Output each entry exactly; skip nothing.

# Excerpted records
--- START ---
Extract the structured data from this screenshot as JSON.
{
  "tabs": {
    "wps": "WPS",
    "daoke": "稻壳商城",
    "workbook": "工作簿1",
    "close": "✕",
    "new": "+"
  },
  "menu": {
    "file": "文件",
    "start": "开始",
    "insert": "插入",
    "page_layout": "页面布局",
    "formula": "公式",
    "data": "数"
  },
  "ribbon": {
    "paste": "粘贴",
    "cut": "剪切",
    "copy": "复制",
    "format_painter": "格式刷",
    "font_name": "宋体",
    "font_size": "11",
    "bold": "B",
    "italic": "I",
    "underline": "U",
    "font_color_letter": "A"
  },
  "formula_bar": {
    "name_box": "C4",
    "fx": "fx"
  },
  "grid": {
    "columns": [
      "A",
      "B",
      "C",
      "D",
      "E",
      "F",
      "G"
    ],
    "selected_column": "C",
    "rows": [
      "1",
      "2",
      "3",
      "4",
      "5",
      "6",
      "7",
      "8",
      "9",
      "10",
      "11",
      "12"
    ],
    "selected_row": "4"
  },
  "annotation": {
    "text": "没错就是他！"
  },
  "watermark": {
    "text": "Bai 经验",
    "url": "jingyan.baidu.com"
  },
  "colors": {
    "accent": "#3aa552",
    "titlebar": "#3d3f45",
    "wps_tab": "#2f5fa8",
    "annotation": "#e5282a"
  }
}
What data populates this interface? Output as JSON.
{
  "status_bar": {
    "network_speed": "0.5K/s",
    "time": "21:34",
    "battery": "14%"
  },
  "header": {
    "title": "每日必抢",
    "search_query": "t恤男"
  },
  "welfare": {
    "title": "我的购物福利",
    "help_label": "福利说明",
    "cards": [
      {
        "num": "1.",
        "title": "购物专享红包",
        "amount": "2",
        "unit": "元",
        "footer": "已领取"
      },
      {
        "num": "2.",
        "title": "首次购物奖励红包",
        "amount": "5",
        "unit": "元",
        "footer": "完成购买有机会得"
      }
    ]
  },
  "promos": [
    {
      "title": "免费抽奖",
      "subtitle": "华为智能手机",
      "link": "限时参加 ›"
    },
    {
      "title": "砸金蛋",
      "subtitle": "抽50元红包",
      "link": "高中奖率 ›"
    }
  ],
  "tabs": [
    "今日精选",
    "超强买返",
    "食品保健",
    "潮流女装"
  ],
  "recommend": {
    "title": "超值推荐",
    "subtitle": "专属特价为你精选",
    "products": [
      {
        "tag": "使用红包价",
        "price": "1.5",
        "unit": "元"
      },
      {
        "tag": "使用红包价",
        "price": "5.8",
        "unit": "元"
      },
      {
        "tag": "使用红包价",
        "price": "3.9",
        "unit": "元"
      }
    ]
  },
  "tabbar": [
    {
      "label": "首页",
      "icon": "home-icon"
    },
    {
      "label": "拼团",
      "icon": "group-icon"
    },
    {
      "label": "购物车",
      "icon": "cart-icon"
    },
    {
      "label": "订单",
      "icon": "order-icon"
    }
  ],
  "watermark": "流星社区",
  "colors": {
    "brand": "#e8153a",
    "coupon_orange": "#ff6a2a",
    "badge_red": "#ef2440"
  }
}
--- END ---
# Correct output
Extract the structured data from this screenshot as JSON.
{
  "tabs": {
    "wps": "WPS",
    "daoke": "稻壳商城",
    "workbook": "工作簿1",
    "close": "✕",
    "new": "+"
  },
  "menu": {
    "file": "文件",
    "start": "开始",
    "insert": "插入",
    "page_layout": "页面布局",
    "formula": "公式",
    "data": "数"
  },
  "ribbon": {
    "paste": "粘贴",
    "cut": "剪切",
    "copy": "复制",
    "format_painter": "格式刷",
    "font_name": "宋体",
    "font_size": "11",
    "bold": "B",
    "italic": "I",
    "underline": "U",
    "font_color_letter": "A"
  },
  "formula_bar": {
    "name_box": "C4",
    "fx": "fx"
  },
  "grid": {
    "columns": [
      "A",
      "B",
      "C",
      "D",
      "E",
      "F",
      "G"
    ],
    "selected_column": "C",
    "rows": [
      "1",
      "2",
      "3",
      "4",
      "5",
      "6",
      "7",
      "8",
      "9",
      "10",
      "11",
      "12"
    ],
    "selected_row": "4"
  },
  "annotation": {
    "text": "没错就是他！"
  },
  "watermark": {
    "text": "Bai 经验",
    "url": "jingyan.baidu.com"
  },
  "colors": {
    "accent": "#3aa552",
    "titlebar": "#3d3f45",
    "wps_tab": "#2f5fa8",
    "annotation": "#e5282a"
  }
}
What data populates this interface? Output as JSON.
{
  "status_bar": {
    "network_speed": "0.5K/s",
    "time": "21:34",
    "battery": "14%"
  },
  "header": {
    "title": "每日必抢",
    "search_query": "t恤男"
  },
  "welfare": {
    "title": "我的购物福利",
    "help_label": "福利说明",
    "cards": [
      {
        "num": "1.",
        "title": "购物专享红包",
        "amount": "2",
        "unit": "元",
        "footer": "已领取"
      },
      {
        "num": "2.",
        "title": "首次购物奖励红包",
        "amount": "5",
        "unit": "元",
        "footer": "完成购买有机会得"
      }
    ]
  },
  "promos": [
    {
      "title": "免费抽奖",
      "subtitle": "华为智能手机",
      "link": "限时参加 ›"
    },
    {
      "title": "砸金蛋",
      "subtitle": "抽50元红包",
      "link": "高中奖率 ›"
    }
  ],
  "tabs": [
    "今日精选",
    "超强买返",
    "食品保健",
    "潮流女装"
  ],
  "recommend": {
    "title": "超值推荐",
    "subtitle": "专属特价为你精选",
    "products": [
      {
        "tag": "使用红包价",
        "price": "1.5",
        "unit": "元"
      },
      {
        "tag": "使用红包价",
        "price": "5.8",
        "unit": "元"
      },
      {
        "tag": "使用红包价",
        "price": "3.9",
        "unit": "元"
      }
    ]
  },
  "tabbar": [
    {
      "label": "首页",
      "icon": "home-icon"
    },
    {
      "label": "拼团",
      "icon": "group-icon"
    },
    {
      "label": "购物车",
      "icon": "cart-icon"
    },
    {
      "label": "订单",
      "icon": "order-icon"
    }
  ],
  "watermark": "流星社区",
  "colors": {
    "brand": "#e8153a",
    "coupon_orange": "#ff6a2a",
    "badge_red": "#ef2440"
  }
}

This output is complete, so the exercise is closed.